— start Record excerpts —

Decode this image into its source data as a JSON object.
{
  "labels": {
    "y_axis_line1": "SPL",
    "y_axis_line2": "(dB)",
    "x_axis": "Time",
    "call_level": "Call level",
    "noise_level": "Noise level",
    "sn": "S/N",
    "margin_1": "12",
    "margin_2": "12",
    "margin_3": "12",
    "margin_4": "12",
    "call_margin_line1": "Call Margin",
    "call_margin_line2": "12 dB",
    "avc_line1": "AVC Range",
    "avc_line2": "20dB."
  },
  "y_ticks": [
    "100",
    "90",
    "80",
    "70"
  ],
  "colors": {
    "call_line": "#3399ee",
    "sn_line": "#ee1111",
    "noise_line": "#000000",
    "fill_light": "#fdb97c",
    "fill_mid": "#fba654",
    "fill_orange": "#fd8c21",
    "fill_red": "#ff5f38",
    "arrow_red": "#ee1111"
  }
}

— end Record excerpts —

- Directions
Scan the lines for the string "level". Pick out every line that has it.

- Solved problem
    "call_level": "Call level",
    "noise_level": "Noise level",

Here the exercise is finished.